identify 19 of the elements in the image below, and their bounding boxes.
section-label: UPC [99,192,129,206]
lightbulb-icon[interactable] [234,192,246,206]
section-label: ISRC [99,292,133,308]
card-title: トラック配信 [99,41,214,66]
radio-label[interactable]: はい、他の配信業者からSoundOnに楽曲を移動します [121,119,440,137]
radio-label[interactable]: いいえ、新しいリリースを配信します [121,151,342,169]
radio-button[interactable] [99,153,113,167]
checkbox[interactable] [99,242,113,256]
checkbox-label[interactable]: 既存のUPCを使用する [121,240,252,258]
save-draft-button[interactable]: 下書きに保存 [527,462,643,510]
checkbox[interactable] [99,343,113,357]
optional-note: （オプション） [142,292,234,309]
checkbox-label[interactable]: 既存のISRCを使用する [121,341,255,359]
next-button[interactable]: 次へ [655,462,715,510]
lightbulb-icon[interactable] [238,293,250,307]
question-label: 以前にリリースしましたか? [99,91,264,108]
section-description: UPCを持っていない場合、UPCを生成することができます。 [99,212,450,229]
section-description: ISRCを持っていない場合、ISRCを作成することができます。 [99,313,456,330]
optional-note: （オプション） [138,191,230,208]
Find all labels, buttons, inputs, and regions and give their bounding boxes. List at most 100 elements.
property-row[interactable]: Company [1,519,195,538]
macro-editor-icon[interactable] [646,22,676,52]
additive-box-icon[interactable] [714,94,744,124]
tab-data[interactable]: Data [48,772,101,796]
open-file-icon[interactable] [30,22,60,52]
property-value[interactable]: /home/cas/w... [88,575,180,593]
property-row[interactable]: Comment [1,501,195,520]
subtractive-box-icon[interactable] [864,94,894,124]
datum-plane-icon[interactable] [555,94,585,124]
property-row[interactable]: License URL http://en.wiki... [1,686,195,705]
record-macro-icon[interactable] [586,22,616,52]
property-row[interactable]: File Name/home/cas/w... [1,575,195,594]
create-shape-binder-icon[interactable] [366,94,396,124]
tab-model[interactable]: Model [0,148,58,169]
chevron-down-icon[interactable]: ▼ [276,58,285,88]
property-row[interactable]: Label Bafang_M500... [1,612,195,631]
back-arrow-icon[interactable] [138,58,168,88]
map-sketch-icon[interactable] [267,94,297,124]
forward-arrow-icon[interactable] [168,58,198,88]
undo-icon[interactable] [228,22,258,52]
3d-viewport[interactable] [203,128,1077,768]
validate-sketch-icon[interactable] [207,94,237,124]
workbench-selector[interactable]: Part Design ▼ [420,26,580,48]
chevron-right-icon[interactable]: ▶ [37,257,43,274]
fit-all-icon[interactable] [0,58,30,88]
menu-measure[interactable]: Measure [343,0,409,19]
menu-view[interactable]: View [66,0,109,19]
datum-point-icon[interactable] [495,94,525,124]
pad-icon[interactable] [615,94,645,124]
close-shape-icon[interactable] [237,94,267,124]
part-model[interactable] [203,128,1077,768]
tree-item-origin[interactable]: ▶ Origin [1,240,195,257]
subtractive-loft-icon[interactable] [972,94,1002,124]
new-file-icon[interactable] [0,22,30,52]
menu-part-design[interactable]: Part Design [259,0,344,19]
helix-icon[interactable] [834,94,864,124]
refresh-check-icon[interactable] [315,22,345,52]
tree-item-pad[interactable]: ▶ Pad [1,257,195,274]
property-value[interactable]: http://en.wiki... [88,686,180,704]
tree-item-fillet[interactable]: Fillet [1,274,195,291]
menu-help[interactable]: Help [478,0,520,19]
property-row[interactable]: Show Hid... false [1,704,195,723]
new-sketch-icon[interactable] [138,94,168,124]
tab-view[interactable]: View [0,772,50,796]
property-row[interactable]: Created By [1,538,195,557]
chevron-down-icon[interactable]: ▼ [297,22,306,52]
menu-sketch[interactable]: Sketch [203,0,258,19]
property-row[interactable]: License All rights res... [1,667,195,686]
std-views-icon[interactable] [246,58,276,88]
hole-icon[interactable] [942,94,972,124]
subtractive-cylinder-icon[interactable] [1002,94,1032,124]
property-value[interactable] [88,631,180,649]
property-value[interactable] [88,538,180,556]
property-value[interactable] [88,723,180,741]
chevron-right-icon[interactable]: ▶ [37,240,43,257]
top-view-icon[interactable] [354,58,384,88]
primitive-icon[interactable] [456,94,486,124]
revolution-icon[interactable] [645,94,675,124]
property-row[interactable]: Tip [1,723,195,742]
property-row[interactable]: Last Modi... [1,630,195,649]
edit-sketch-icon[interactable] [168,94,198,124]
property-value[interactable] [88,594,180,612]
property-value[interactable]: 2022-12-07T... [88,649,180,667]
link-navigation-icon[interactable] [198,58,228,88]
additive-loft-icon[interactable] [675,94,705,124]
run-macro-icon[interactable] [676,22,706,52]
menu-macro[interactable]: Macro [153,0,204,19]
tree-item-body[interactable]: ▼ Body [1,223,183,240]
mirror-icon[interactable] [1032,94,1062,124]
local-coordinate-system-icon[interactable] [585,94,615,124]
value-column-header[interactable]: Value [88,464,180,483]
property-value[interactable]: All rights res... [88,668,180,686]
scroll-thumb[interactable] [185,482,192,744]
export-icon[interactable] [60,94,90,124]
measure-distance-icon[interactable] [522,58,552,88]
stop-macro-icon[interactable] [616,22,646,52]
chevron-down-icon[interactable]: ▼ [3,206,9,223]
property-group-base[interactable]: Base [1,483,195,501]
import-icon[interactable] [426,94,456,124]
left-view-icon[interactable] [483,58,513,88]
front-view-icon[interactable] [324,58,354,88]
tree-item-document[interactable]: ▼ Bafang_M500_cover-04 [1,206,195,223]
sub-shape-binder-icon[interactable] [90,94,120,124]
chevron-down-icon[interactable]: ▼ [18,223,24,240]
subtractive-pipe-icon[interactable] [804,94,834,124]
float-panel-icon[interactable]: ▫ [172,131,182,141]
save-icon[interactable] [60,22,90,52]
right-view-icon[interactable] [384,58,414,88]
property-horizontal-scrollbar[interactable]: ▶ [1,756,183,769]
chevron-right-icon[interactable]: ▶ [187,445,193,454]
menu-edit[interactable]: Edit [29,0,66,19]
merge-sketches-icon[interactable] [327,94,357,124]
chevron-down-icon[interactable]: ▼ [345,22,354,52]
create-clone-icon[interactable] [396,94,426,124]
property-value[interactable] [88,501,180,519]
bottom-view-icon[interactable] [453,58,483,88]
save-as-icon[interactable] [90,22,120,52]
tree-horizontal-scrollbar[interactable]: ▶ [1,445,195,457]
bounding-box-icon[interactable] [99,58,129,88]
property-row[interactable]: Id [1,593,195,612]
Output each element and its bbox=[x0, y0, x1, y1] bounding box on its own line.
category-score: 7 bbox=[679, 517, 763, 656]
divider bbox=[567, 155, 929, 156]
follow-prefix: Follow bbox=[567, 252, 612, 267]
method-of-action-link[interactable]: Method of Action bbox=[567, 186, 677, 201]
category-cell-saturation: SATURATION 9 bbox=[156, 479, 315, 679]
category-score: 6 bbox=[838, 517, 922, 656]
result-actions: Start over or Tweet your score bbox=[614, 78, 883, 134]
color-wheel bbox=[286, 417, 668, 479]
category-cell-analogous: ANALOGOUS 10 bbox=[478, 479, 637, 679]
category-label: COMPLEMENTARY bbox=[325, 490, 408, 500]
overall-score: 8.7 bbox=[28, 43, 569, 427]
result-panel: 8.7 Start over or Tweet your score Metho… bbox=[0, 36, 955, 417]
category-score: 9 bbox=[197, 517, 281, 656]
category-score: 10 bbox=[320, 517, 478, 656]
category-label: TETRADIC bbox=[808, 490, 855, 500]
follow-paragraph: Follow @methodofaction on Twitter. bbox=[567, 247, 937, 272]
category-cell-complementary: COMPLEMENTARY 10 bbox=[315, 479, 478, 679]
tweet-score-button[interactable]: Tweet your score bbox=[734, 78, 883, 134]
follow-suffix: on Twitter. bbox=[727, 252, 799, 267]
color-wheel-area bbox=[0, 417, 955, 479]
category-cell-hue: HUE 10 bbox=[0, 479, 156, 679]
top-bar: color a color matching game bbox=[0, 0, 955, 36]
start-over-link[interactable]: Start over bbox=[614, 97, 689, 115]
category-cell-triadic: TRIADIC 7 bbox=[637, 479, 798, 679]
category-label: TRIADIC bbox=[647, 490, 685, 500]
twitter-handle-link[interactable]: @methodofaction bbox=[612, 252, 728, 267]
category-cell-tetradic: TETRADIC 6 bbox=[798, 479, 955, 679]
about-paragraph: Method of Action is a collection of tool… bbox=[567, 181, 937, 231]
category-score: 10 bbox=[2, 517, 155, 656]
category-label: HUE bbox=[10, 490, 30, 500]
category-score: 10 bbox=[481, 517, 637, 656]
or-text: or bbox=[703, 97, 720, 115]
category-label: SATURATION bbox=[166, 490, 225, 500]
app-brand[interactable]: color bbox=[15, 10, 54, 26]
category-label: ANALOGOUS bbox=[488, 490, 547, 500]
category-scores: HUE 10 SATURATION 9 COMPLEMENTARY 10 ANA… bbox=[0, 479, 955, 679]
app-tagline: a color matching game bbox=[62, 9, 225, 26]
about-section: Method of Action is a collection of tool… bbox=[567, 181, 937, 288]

----

Rewrite the items from their start through the line containing "checkbox[interactable] [99,242,113,256]", swapping "section-label" for "section-heading" and leaving everything else unchanged.

identify 19 of the elements in the image below, and their bounding boxes.
section-heading: UPC [99,192,129,206]
lightbulb-icon[interactable] [234,192,246,206]
section-heading: ISRC [99,292,133,308]
card-title: トラック配信 [99,41,214,66]
radio-label[interactable]: はい、他の配信業者からSoundOnに楽曲を移動します [121,119,440,137]
radio-label[interactable]: いいえ、新しいリリースを配信します [121,151,342,169]
radio-button[interactable] [99,153,113,167]
checkbox[interactable] [99,242,113,256]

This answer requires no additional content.